Given instruction 1: Duplicate the lines of the records between the line containing "- date-range-line1: Daten" and the line containing "UI element localization: list each with its bbox. List", inclusive, reproducing each one exactly and nothing else.

The district court held a hearing on the suppression motion. Both the primary and secondary officers testified. The primary officer first testified about dash and body cameras and then testified about the circumstances giving rise to the traffic stop. The primary officer testified that dash and body cameras activate automatically when an officer turns on their emergency lights but can be activated manually by a police officer. The primary officer testified that, when dash and body cameras activate automatically, they capture video (but not audio) footage of what was occurring during the 30 seconds prior to activation. Regarding the traffic stop, the primary officer testified that he saw Manska swerve twice over the fog line and that each swerve was the width of the tire. But the primary officer testified that his dash camera did not capture this behavior because he did not activate his emergency lights until one or two minutes after he saw Manska swerve. The primary officer testified that a driver who swerves over the fog line may be under the influence. The primary officer also testified that Manska was driving "very cautiously," which indicated that Manska knew the police were behind him. The secondary officer testified that he did not see Manska swerve over the fog line because he was looking elsewhere at the time.
The district court denied Manska's motion to suppress. The district court explained that swerving over the fog line is a traffic violation which provides an officer with reasonable, articulable suspicion of criminal activity to stop a vehicle. The district court then credited the primary officer's testimony that Manska swerved twice over the fog line and concluded, based on these violations, that the primary officer had reasonable, articulable suspicion of criminal activity to support the stop. The matter proceeded to a jury trial.

Given instruction 2: Write out the passage from the court opinion excerpt between "The district court denied" and "a jury trial.", inclusive, word for word.

Records to process:
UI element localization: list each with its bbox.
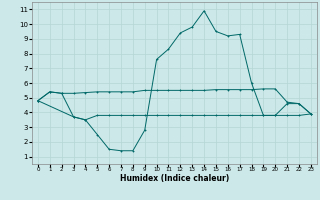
X-axis label: Humidex (Indice chaleur): Humidex (Indice chaleur) [120, 174, 229, 183]
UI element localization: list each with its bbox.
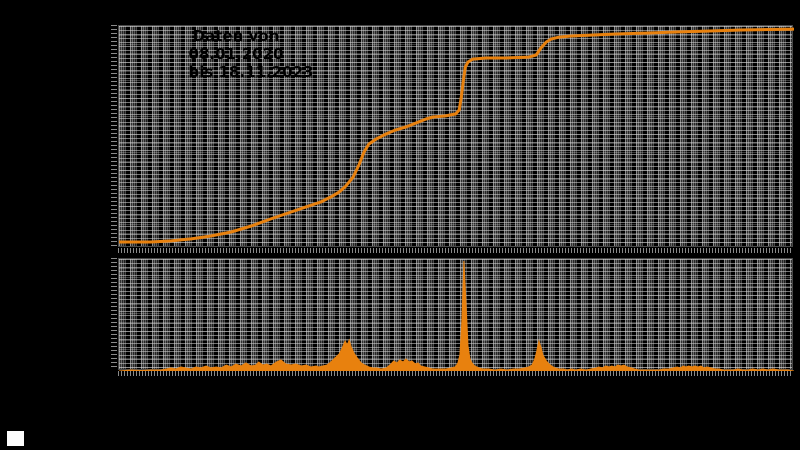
- date-range-line1: Daten von 08.01.2020: [188, 27, 284, 63]
- date-range-line2: bis 18.11.2023: [188, 63, 314, 81]
- top-panel-bottom-ticks: [118, 248, 793, 253]
- bottom-panel-histogram: [118, 258, 794, 371]
- top-panel-cumulative: [118, 25, 794, 247]
- top-panel-left-ticks: [111, 25, 117, 247]
- cumulative-line: [119, 27, 794, 244]
- histogram-svg: [119, 260, 794, 371]
- bottom-panel-left-ticks: [111, 258, 117, 370]
- date-range-annotation: Daten von 08.01.2020 bis 18.11.2023: [148, 27, 324, 81]
- white-square: [7, 431, 24, 446]
- cumulative-svg: [119, 27, 794, 244]
- bottom-panel-bottom-ticks: [118, 371, 793, 376]
- histogram-area: [119, 260, 794, 371]
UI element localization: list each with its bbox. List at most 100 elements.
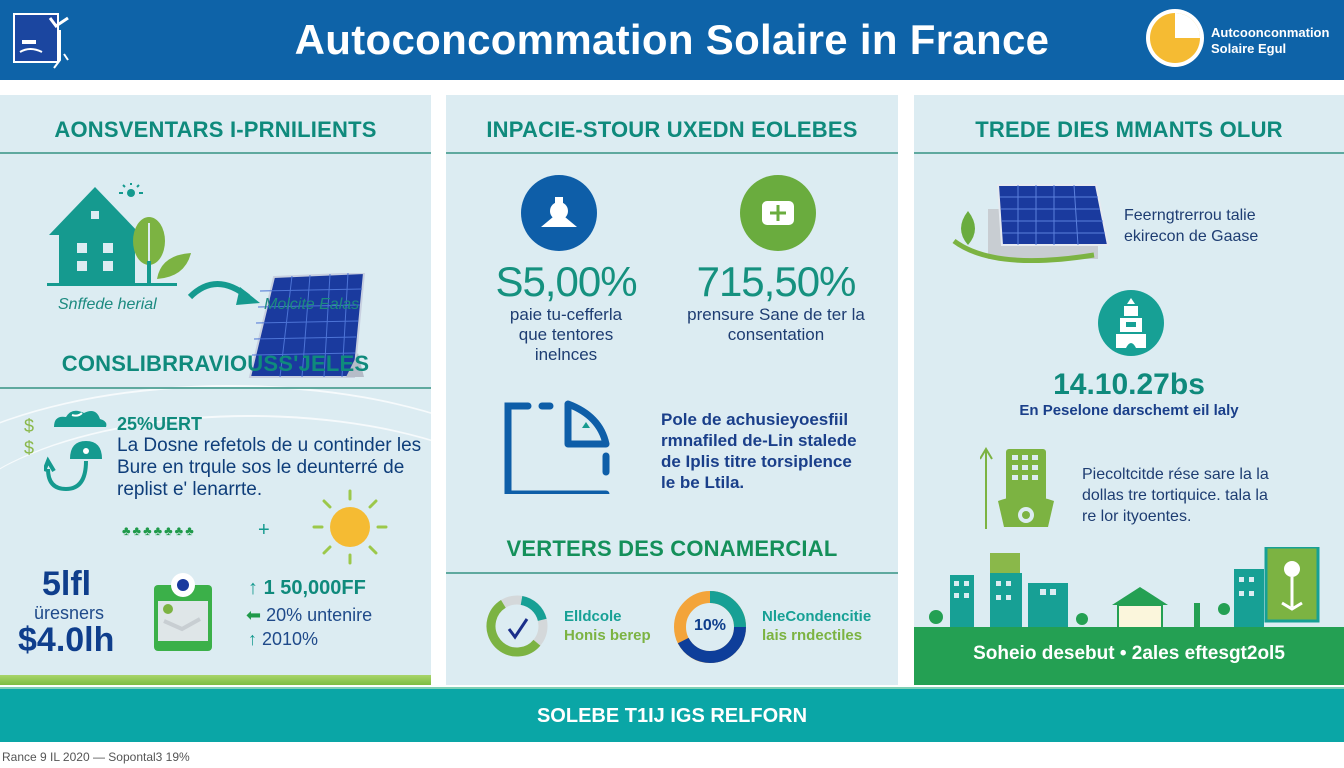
text-line: ekirecon de Gaase [1124, 228, 1259, 245]
desc-line: paie tu-cefferla [509, 305, 623, 324]
brand-line-1: Autcoonconmation [1211, 25, 1330, 40]
donut-ring [674, 591, 746, 663]
decorative-swoosh [0, 385, 431, 685]
divider [0, 387, 431, 389]
footer-banner: SOLEBE T1IJ IGS RELFORN [0, 687, 1344, 742]
hand-money-icon: ⬅ [246, 605, 262, 625]
panel-right-big-stat-sub: En Peselone darschemt eil laly [1019, 402, 1239, 419]
panel-center-subtitle: VERTERS DES CONAMERCIAL [506, 536, 838, 561]
donut1-label-1: Elldcole [564, 608, 622, 625]
header-bar: Autoconcommation Solaire in France Autco… [0, 0, 1344, 80]
panel-right-big-stat: 14.10.27bs [1053, 368, 1205, 401]
green-banner [914, 627, 1344, 685]
document-chart-icon [504, 400, 610, 494]
metric2-value: 715,50% [696, 258, 857, 305]
divider [446, 572, 898, 574]
divider [0, 152, 431, 154]
text-line: Feerngtrerrou talie [1124, 207, 1256, 224]
savings-text: La Dosne refetols de u continder les Bur… [117, 435, 421, 501]
stat-row: ↑ 1 50,000FF [248, 577, 366, 600]
medical-kit-icon [762, 201, 794, 225]
panel-right-text-1: Feerngtrerrou talie ekirecon de Gaase [1124, 205, 1258, 247]
metric1-value: S5,00% [495, 258, 637, 305]
doc-line: rmnafiled de-Lin stalede [661, 431, 857, 450]
stat-row: ↑ 2010% [248, 629, 318, 650]
savings-text-line: replist e' lenarrte. [117, 479, 263, 500]
document-text: Pole de achusieyoesfiil rmnafiled de-Lin… [661, 409, 857, 493]
panel-left-title: AONSVENTARS I-PRNILIENTS [54, 117, 377, 142]
big-stat-top: 5lfl [42, 565, 92, 603]
desc-line: consentation [727, 325, 825, 344]
panel-right-title: TREDE DIES MMANTS OLUR [975, 117, 1283, 142]
stat-value: 1 50,000FF [263, 577, 366, 599]
money-card-icon [154, 573, 212, 651]
panel-caption: Molcite Ealas [264, 296, 360, 313]
savings-text-line: Bure en trqule sos le deunterré de [117, 457, 405, 478]
text-line: re lor ityoentes. [1082, 508, 1192, 525]
page-title: Autoconcommation Solaire in France [294, 16, 1050, 63]
big-stat-label: üresners [34, 603, 105, 623]
panel-center: INPACIE-STOUR UXEDN EOLEBES S5,00% 715,5… [446, 95, 898, 685]
panel-right-text-2: Piecoltcitde rése sare la la dollas tre … [1082, 464, 1269, 527]
desc-line: que tentores [518, 325, 614, 344]
percent-donut-chart: 10% [672, 589, 748, 665]
building-growth-icon [980, 447, 1054, 529]
flask-icon [541, 197, 577, 227]
metric2-description: prensure Sane de ter la consentation [666, 305, 886, 345]
stat-row: ⬅ 20% untenire [246, 605, 372, 626]
green-banner-text: Soheio desebut • 2ales eftesgt2ol5 [973, 643, 1285, 664]
desc-line: prensure Sane de ter la [687, 305, 865, 324]
donut-center-value: 10% [693, 617, 727, 634]
brand-badge: Autcoonconmation Solaire Egul [1145, 8, 1340, 70]
big-stat-bottom: $4.0lh [18, 621, 115, 659]
metric2-icon-circle [740, 175, 816, 251]
panel-right: TREDE DIES MMANTS OLUR Feerngtrerrou tal… [914, 95, 1344, 685]
sun-icon [312, 489, 388, 565]
panel-center-title: INPACIE-STOUR UXEDN EOLEBES [486, 117, 858, 142]
doc-line: Pole de achusieyoesfiil [661, 410, 849, 429]
brand-line-2: Solaire Egul [1211, 41, 1287, 56]
savings-text-line: La Dosne refetols de u continder les [117, 435, 422, 456]
stat-value: 20% untenire [266, 605, 373, 625]
savings-headline: 25%UERT [117, 414, 203, 434]
doc-line: de Iplis titre torsiplence [661, 452, 852, 471]
eco-house-icon [47, 183, 191, 286]
landmark-icon-circle [1098, 290, 1164, 356]
desc-line: inelnces [534, 345, 598, 364]
divider [914, 152, 1344, 154]
footnote-source: Rance 9 IL 2020 — Sopontal3 19% [2, 750, 190, 764]
decorative-swoosh [0, 415, 431, 675]
solar-panel-icon [248, 273, 366, 378]
divider [446, 152, 898, 154]
doc-line: le be Ltila. [661, 473, 745, 492]
growth-icon: ↑ [248, 629, 257, 649]
grass-strip [0, 675, 431, 685]
rooftop-solar-icon [952, 184, 1110, 264]
arrow-up-icon: ↑ [248, 577, 258, 599]
stat-value: 2010% [262, 629, 319, 649]
house-caption: Snffede herial [58, 296, 157, 313]
panel-left-subtitle: CONSLIBRRAVIOUSS'JELES [61, 351, 370, 376]
city-hall-icon [1116, 298, 1146, 348]
check-icon [507, 618, 529, 640]
panel-left: AONSVENTARS I-PRNILIENTS [0, 95, 431, 685]
footer-banner-text: SOLEBE T1IJ IGS RELFORN [536, 705, 808, 727]
cloud-cycle-icon [44, 410, 107, 492]
donut2-label-2: lais rndectiles [762, 627, 863, 644]
check-donut-chart [486, 595, 548, 657]
city-skyline-illustration [914, 547, 1344, 631]
text-line: Piecoltcitde rése sare la la [1082, 466, 1269, 483]
metric1-description: paie tu-cefferla que tentores inelnces [466, 305, 666, 365]
plus-icon: + [258, 519, 270, 541]
brand-text: Autcoonconmation Solaire Egul [1211, 25, 1329, 57]
document-logo-icon [13, 13, 69, 69]
pie-chart-icon [1146, 9, 1204, 67]
dollar-signs-icon: $ $ [24, 416, 35, 458]
leaf-row-icon: ♣♣♣♣♣♣♣ [122, 523, 196, 538]
donut1-label-2: Honis berep [564, 627, 651, 644]
curved-arrow-icon [187, 281, 260, 305]
metric1-icon-circle [521, 175, 597, 251]
text-line: dollas tre tortiquice. tala la [1082, 487, 1268, 504]
donut2-label-1: NleCondencitie [762, 608, 872, 625]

Final answer 1:
- date-range-line1: Daten von 08.01.2020: [188, 27, 284, 63]
- date-range-line2: bis 18.11.2023: [188, 63, 314, 81]
- top-panel-bottom-ticks: [118, 248, 793, 253]
- bottom-panel-histogram: [118, 258, 794, 371]
- top-panel-cumulative: [118, 25, 794, 247]
- top-panel-left-ticks: [111, 25, 117, 247]
- cumulative-line: [119, 27, 794, 244]
- histogram-svg: [119, 260, 794, 371]
- bottom-panel-left-ticks: [111, 258, 117, 370]
- date-range-annotation: Daten von 08.01.2020 bis 18.11.2023: [148, 27, 324, 81]
- white-square: [7, 431, 24, 446]
- cumulative-svg: [119, 27, 794, 244]
- bottom-panel-bottom-ticks: [118, 371, 793, 376]
- histogram-area: [119, 260, 794, 371]
UI element localization: list each with its bbox. List at most 100 elements.

Final answer 2:
The district court denied Manska's motion to suppress. The district court explained that swerving over the fog line is a traffic violation which provides an officer with reasonable, articulable suspicion of criminal activity to stop a vehicle. The district court then credited the primary officer's testimony that Manska swerved twice over the fog line and concluded, based on these violations, that the primary officer had reasonable, articulable suspicion of criminal activity to support the stop. The matter proceeded to a jury trial.